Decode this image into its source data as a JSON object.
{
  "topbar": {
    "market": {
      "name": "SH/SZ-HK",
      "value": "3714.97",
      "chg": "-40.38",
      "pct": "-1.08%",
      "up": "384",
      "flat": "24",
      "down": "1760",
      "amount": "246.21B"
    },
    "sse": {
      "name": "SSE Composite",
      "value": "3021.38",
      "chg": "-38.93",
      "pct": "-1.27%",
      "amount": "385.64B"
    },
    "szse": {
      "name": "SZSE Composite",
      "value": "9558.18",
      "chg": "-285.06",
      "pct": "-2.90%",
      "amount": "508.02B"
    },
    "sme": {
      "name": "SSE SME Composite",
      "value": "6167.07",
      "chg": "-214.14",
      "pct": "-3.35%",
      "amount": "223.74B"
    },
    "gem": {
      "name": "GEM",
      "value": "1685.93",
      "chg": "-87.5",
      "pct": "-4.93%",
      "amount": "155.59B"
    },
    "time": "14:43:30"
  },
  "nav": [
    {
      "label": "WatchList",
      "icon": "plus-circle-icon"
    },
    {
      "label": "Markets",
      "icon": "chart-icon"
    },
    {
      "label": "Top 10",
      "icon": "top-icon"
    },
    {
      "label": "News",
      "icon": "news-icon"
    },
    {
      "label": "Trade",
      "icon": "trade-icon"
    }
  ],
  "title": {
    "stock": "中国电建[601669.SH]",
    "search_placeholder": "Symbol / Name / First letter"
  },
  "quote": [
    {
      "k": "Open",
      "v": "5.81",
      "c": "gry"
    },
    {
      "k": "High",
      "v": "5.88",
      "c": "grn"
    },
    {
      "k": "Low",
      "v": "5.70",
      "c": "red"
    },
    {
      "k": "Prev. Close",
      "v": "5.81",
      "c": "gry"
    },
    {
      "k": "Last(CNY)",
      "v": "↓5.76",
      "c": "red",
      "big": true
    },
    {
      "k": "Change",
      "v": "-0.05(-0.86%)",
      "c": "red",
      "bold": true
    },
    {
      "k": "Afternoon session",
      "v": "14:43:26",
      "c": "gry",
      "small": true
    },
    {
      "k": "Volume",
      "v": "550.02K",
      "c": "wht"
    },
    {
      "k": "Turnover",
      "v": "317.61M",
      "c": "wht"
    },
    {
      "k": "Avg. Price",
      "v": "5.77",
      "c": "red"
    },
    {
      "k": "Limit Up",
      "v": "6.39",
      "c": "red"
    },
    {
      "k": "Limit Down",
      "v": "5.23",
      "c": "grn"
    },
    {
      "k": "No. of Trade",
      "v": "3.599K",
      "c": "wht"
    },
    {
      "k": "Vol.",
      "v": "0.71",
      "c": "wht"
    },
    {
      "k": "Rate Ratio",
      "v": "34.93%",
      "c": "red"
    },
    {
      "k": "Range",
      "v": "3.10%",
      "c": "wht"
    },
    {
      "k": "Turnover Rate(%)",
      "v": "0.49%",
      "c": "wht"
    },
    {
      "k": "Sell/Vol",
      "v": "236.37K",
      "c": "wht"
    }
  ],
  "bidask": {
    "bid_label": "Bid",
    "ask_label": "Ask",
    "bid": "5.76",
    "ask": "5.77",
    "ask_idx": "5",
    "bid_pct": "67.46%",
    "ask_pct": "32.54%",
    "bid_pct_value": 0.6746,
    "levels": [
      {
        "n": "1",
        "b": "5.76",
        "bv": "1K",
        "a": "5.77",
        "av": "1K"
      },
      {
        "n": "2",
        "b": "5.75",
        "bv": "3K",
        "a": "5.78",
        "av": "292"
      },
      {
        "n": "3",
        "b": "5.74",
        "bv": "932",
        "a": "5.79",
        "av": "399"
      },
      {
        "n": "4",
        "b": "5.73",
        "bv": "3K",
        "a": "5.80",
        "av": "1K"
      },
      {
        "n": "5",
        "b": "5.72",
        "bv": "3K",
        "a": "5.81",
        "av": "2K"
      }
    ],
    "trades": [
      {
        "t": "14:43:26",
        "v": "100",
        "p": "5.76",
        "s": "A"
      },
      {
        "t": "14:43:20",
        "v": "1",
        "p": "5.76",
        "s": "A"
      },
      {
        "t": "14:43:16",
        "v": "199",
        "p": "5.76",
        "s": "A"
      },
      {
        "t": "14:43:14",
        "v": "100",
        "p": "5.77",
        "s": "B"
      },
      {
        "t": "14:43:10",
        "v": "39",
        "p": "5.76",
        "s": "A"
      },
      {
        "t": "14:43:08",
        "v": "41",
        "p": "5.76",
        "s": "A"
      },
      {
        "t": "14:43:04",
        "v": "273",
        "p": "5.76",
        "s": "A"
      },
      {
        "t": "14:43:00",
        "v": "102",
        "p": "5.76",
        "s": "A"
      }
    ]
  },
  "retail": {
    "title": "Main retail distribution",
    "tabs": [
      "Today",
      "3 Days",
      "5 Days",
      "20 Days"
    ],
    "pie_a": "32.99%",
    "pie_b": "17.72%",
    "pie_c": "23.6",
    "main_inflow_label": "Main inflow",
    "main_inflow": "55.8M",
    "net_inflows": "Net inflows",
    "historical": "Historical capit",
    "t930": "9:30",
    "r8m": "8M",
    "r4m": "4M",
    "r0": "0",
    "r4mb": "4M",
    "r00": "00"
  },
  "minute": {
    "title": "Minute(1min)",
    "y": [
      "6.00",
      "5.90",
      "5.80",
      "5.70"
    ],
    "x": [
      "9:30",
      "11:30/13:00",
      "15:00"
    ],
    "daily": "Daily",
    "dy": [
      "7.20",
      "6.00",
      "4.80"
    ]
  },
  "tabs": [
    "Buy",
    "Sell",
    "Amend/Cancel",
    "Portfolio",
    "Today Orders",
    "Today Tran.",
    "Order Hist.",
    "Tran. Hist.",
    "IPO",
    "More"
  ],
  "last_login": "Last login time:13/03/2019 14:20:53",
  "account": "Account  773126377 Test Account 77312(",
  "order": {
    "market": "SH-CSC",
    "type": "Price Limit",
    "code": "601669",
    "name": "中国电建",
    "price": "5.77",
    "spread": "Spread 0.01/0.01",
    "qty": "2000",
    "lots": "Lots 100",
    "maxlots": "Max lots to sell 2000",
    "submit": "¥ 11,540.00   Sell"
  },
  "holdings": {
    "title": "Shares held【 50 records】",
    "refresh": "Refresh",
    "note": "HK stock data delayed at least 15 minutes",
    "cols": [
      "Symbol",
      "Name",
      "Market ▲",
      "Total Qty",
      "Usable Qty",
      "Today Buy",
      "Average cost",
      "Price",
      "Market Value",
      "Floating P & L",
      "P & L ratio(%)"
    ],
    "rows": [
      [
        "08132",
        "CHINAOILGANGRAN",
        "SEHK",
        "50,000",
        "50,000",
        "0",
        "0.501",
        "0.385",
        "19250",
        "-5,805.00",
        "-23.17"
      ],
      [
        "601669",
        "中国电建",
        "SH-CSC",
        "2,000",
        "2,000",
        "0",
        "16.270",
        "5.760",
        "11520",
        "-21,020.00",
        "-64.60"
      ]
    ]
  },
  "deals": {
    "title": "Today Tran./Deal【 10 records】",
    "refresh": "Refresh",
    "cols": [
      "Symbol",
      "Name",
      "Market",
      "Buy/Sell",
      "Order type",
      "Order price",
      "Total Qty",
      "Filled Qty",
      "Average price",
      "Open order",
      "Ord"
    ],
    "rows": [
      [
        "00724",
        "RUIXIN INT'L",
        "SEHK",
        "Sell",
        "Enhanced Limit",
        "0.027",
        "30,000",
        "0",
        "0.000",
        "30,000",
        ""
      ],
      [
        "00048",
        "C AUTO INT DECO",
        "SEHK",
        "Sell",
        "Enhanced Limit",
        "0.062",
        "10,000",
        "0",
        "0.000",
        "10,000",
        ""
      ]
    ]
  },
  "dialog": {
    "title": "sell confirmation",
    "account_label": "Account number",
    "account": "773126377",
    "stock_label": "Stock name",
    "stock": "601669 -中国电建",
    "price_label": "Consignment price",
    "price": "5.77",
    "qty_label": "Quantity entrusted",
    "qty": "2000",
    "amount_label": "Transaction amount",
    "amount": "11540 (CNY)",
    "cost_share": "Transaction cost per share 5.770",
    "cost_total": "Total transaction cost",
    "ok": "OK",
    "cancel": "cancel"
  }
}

_What the task requires_
Pull every line containing the word "records" out of the material and copy it.

_Solution to the problem_
    "title": "Shares held【 50 records】",
    "title": "Today Tran./Deal【 10 records】",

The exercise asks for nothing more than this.